WHAT THE TASK ASKS: Exact repetition is required: output every record in full.

(A block of data)
****

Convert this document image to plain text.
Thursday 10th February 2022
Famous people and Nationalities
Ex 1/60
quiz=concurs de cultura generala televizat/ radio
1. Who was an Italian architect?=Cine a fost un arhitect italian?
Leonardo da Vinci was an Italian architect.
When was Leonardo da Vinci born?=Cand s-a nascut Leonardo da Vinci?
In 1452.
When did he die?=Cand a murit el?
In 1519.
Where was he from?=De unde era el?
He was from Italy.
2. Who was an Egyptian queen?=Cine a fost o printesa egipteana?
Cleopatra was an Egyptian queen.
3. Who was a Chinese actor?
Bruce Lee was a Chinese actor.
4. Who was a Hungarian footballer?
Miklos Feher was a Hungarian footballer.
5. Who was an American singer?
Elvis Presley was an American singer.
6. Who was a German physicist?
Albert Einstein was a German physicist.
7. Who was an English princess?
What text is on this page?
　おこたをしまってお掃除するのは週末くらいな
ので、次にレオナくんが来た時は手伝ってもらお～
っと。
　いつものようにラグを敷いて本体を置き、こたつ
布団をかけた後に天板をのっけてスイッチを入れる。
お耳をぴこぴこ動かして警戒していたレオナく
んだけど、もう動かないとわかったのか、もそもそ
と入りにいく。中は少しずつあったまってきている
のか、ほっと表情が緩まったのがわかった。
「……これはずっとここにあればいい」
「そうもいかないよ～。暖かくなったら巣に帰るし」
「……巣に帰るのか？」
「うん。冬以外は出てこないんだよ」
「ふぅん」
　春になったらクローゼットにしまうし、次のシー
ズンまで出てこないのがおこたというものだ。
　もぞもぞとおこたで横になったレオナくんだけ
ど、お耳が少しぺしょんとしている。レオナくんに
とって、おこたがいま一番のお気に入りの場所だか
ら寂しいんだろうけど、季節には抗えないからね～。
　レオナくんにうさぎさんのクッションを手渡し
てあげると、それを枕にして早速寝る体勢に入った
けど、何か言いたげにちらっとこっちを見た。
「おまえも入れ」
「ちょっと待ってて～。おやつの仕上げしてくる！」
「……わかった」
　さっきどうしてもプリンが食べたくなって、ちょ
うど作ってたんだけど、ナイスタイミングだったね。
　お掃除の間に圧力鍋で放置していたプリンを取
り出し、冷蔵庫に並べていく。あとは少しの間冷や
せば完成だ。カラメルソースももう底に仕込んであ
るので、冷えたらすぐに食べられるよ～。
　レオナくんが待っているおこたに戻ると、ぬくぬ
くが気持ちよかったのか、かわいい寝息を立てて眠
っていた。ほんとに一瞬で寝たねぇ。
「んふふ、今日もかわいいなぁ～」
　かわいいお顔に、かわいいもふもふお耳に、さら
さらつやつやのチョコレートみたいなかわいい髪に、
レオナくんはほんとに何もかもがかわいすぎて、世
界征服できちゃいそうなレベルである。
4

****

EXERCISE RESULT:
Convert this document image to plain text.
Thursday 10th February 2022
Famous people and Nationalities
Ex 1/60
quiz=concurs de cultura generala televizat/ radio
1. Who was an Italian architect?=Cine a fost un arhitect italian?
Leonardo da Vinci was an Italian architect.
When was Leonardo da Vinci born?=Cand s-a nascut Leonardo da Vinci?
In 1452.
When did he die?=Cand a murit el?
In 1519.
Where was he from?=De unde era el?
He was from Italy.
2. Who was an Egyptian queen?=Cine a fost o printesa egipteana?
Cleopatra was an Egyptian queen.
3. Who was a Chinese actor?
Bruce Lee was a Chinese actor.
4. Who was a Hungarian footballer?
Miklos Feher was a Hungarian footballer.
5. Who was an American singer?
Elvis Presley was an American singer.
6. Who was a German physicist?
Albert Einstein was a German physicist.
7. Who was an English princess?
What text is on this page?
　おこたをしまってお掃除するのは週末くらいな
ので、次にレオナくんが来た時は手伝ってもらお～
っと。
　いつものようにラグを敷いて本体を置き、こたつ
布団をかけた後に天板をのっけてスイッチを入れる。
お耳をぴこぴこ動かして警戒していたレオナく
んだけど、もう動かないとわかったのか、もそもそ
と入りにいく。中は少しずつあったまってきている
のか、ほっと表情が緩まったのがわかった。
「……これはずっとここにあればいい」
「そうもいかないよ～。暖かくなったら巣に帰るし」
「……巣に帰るのか？」
「うん。冬以外は出てこないんだよ」
「ふぅん」
　春になったらクローゼットにしまうし、次のシー
ズンまで出てこないのがおこたというものだ。
　もぞもぞとおこたで横になったレオナくんだけ
ど、お耳が少しぺしょんとしている。レオナくんに
とって、おこたがいま一番のお気に入りの場所だか
ら寂しいんだろうけど、季節には抗えないからね～。
　レオナくんにうさぎさんのクッションを手渡し
てあげると、それを枕にして早速寝る体勢に入った
けど、何か言いたげにちらっとこっちを見た。
「おまえも入れ」
「ちょっと待ってて～。おやつの仕上げしてくる！」
「……わかった」
　さっきどうしてもプリンが食べたくなって、ちょ
うど作ってたんだけど、ナイスタイミングだったね。
　お掃除の間に圧力鍋で放置していたプリンを取
り出し、冷蔵庫に並べていく。あとは少しの間冷や
せば完成だ。カラメルソースももう底に仕込んであ
るので、冷えたらすぐに食べられるよ～。
　レオナくんが待っているおこたに戻ると、ぬくぬ
くが気持ちよかったのか、かわいい寝息を立てて眠
っていた。ほんとに一瞬で寝たねぇ。
「んふふ、今日もかわいいなぁ～」
　かわいいお顔に、かわいいもふもふお耳に、さら
さらつやつやのチョコレートみたいなかわいい髪に、
レオナくんはほんとに何もかもがかわいすぎて、世
界征服できちゃいそうなレベルである。
4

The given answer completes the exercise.